**GOAL OF THE EXERCISE**
Count every line of the listing where the string "icon" occurs, and reply with the count alone.

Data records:
- - -

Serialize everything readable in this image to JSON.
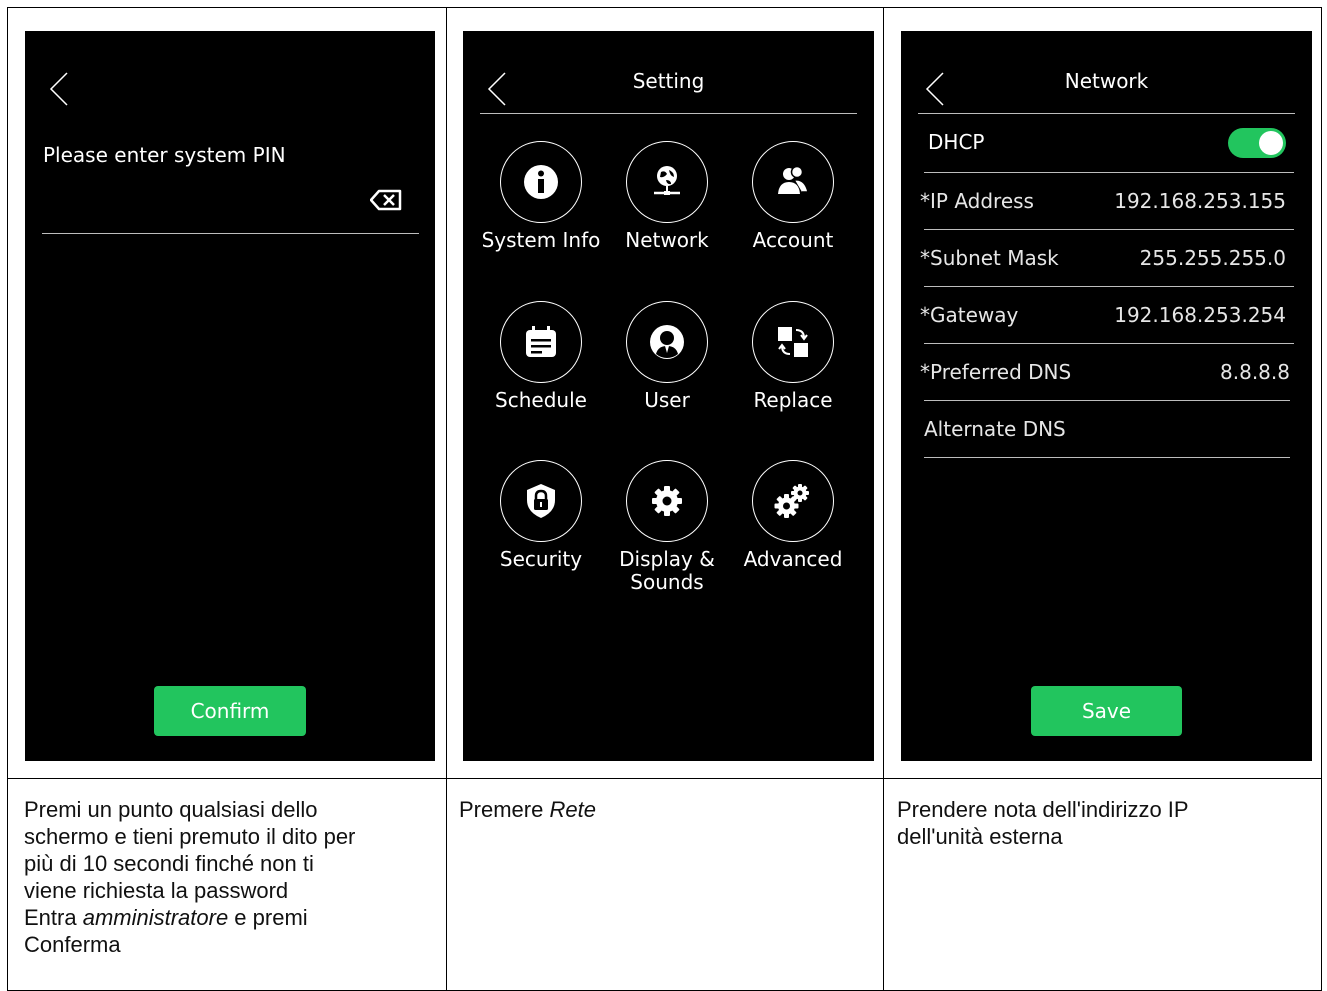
{
  "panel1": {
    "prompt": "Please enter system PIN",
    "confirm_label": "Confirm"
  },
  "panel2": {
    "title": "Setting",
    "tiles": [
      {
        "label": "System Info",
        "icon": "info-icon"
      },
      {
        "label": "Network",
        "icon": "network-globe-icon"
      },
      {
        "label": "Account",
        "icon": "account-users-icon"
      },
      {
        "label": "Schedule",
        "icon": "calendar-icon"
      },
      {
        "label": "User",
        "icon": "user-icon"
      },
      {
        "label": "Replace",
        "icon": "replace-icon"
      },
      {
        "label": "Security",
        "icon": "shield-lock-icon"
      },
      {
        "label": "Display &\nSounds",
        "icon": "gear-icon"
      },
      {
        "label": "Advanced",
        "icon": "gears-icon"
      }
    ]
  },
  "panel3": {
    "title": "Network",
    "dhcp_label": "DHCP",
    "dhcp_on": true,
    "fields": [
      {
        "label": "*IP Address",
        "value": "192.168.253.155"
      },
      {
        "label": "*Subnet Mask",
        "value": "255.255.255.0"
      },
      {
        "label": "*Gateway",
        "value": "192.168.253.254"
      },
      {
        "label": "*Preferred DNS",
        "value": "8.8.8.8"
      },
      {
        "label": "Alternate DNS",
        "value": ""
      }
    ],
    "save_label": "Save"
  },
  "captions": {
    "c1_line1": "Premi un punto qualsiasi dello",
    "c1_line2": "schermo e tieni premuto il dito per",
    "c1_line3": "più di 10 secondi finché non ti",
    "c1_line4": "viene richiesta la password",
    "c1_line5_pre": "Entra ",
    "c1_line5_em": "amministratore",
    "c1_line5_post": " e premi",
    "c1_line6": "Conferma",
    "c2_pre": "Premere ",
    "c2_em": "Rete",
    "c3_line1": "Prendere nota dell'indirizzo IP",
    "c3_line2": "dell'unità esterna"
  },
  "colors": {
    "accent": "#22c55e",
    "screen_bg": "#000000"
  }
}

- - -

**OUTPUT OF THE EXERCISE**
9